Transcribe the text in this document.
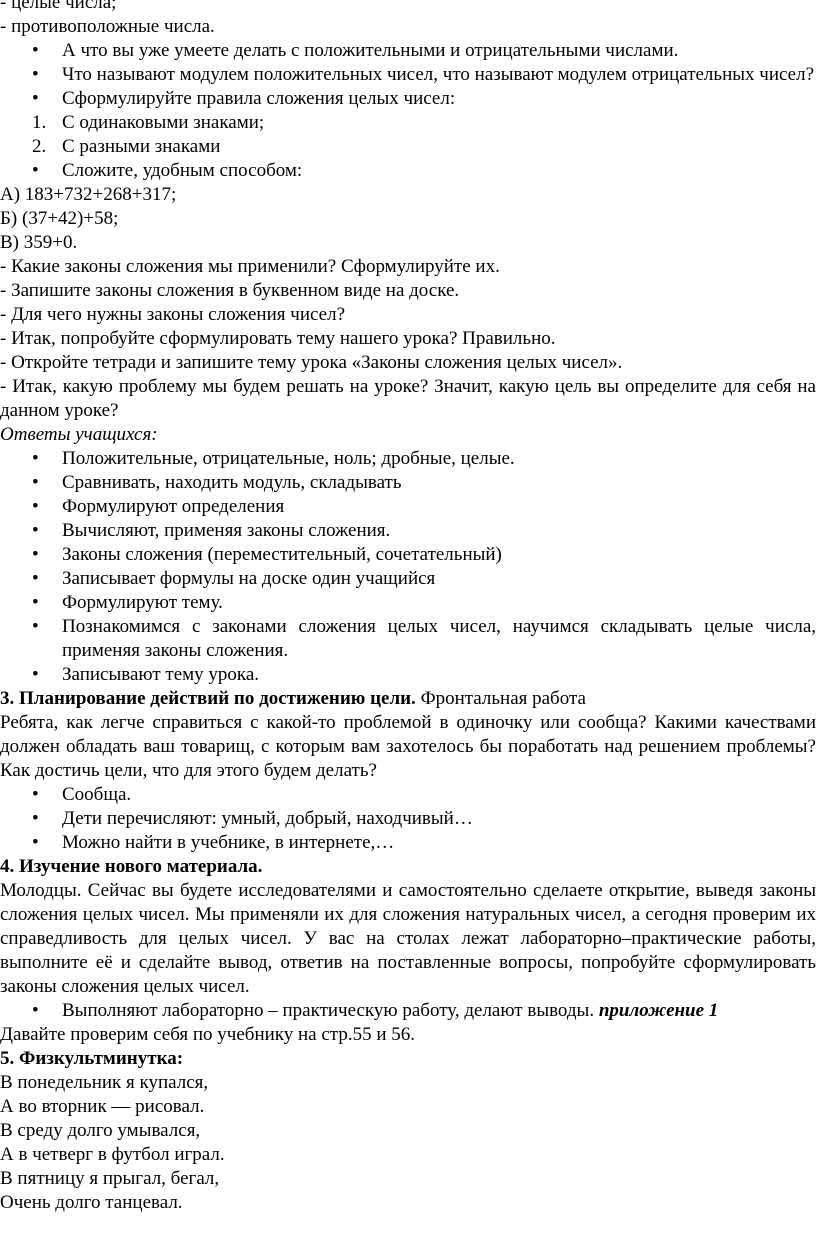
- целые числа;
- противоположные числа.
• А что вы уже умеете делать с положительными и отрицательными числами.
• Что называют модулем положительных чисел, что называют модулем отрицательных чисел?
• Сформулируйте правила сложения целых чисел:
1. С одинаковыми знаками;
2. С разными знаками
• Сложите, удобным способом:
А) 183+732+268+317;
Б) (37+42)+58;
В) 359+0.
- Какие законы сложения мы применили? Сформулируйте их.
- Запишите законы сложения в буквенном виде на доске.
- Для чего нужны законы сложения чисел?
- Итак, попробуйте сформулировать тему нашего урока? Правильно.
- Откройте тетради и запишите тему урока «Законы сложения целых чисел».
- Итак, какую проблему мы будем решать на уроке? Значит, какую цель вы определите для себя на данном уроке?
Ответы учащихся:
• Положительные, отрицательные, ноль; дробные, целые.
• Сравнивать, находить модуль, складывать
• Формулируют определения
• Вычисляют, применяя законы сложения.
• Законы сложения (переместительный, сочетательный)
• Записывает формулы на доске один учащийся
• Формулируют тему.
• Познакомимся с законами сложения целых чисел, научимся складывать целые числа, применяя законы сложения.
• Записывают тему урока.
3. Планирование действий по достижению цели. Фронтальная работа
Ребята, как легче справиться с какой-то проблемой в одиночку или сообща? Какими качествами должен обладать ваш товарищ, с которым вам захотелось бы поработать над решением проблемы? Как достичь цели, что для этого будем делать?
• Сообща.
• Дети перечисляют: умный, добрый, находчивый…
• Можно найти в учебнике, в интернете,…
4. Изучение нового материала.
Молодцы. Сейчас вы будете исследователями и самостоятельно сделаете открытие, выведя законы сложения целых чисел. Мы применяли их для сложения натуральных чисел, а сегодня проверим их справедливость для целых чисел. У вас на столах лежат лабораторно–практические работы, выполните её и сделайте вывод, ответив на поставленные вопросы, попробуйте сформулировать законы сложения целых чисел.
• Выполняют лабораторно – практическую работу, делают выводы. приложение 1
Давайте проверим себя по учебнику на стр.55 и 56.
5. Физкультминутка:
В понедельник я купался,
А во вторник — рисовал.
В среду долго умывался,
А в четверг в футбол играл.
В пятницу я прыгал, бегал,
Очень долго танцевал.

------------------------------------------------

*TASK:*
Write out the listing word for word, omitting the pictures it holds.

*FINISHED ANSWER:*
Transcribe the text in this document.
- целые числа;
- противоположные числа.
• А что вы уже умеете делать с положительными и отрицательными числами.
• Что называют модулем положительных чисел, что называют модулем отрицательных чисел?
• Сформулируйте правила сложения целых чисел:
1. С одинаковыми знаками;
2. С разными знаками
• Сложите, удобным способом:
А) 183+732+268+317;
Б) (37+42)+58;
В) 359+0.
- Какие законы сложения мы применили? Сформулируйте их.
- Запишите законы сложения в буквенном виде на доске.
- Для чего нужны законы сложения чисел?
- Итак, попробуйте сформулировать тему нашего урока? Правильно.
- Откройте тетради и запишите тему урока «Законы сложения целых чисел».
- Итак, какую проблему мы будем решать на уроке? Значит, какую цель вы определите для себя на данном уроке?
Ответы учащихся:
• Положительные, отрицательные, ноль; дробные, целые.
• Сравнивать, находить модуль, складывать
• Формулируют определения
• Вычисляют, применяя законы сложения.
• Законы сложения (переместительный, сочетательный)
• Записывает формулы на доске один учащийся
• Формулируют тему.
• Познакомимся с законами сложения целых чисел, научимся складывать целые числа, применяя законы сложения.
• Записывают тему урока.
3. Планирование действий по достижению цели. Фронтальная работа
Ребята, как легче справиться с какой-то проблемой в одиночку или сообща? Какими качествами должен обладать ваш товарищ, с которым вам захотелось бы поработать над решением проблемы? Как достичь цели, что для этого будем делать?
• Сообща.
• Дети перечисляют: умный, добрый, находчивый…
• Можно найти в учебнике, в интернете,…
4. Изучение нового материала.
Молодцы. Сейчас вы будете исследователями и самостоятельно сделаете открытие, выведя законы сложения целых чисел. Мы применяли их для сложения натуральных чисел, а сегодня проверим их справедливость для целых чисел. У вас на столах лежат лабораторно–практические работы, выполните её и сделайте вывод, ответив на поставленные вопросы, попробуйте сформулировать законы сложения целых чисел.
• Выполняют лабораторно – практическую работу, делают выводы. приложение 1
Давайте проверим себя по учебнику на стр.55 и 56.
5. Физкультминутка:
В понедельник я купался,
А во вторник — рисовал.
В среду долго умывался,
А в четверг в футбол играл.
В пятницу я прыгал, бегал,
Очень долго танцевал.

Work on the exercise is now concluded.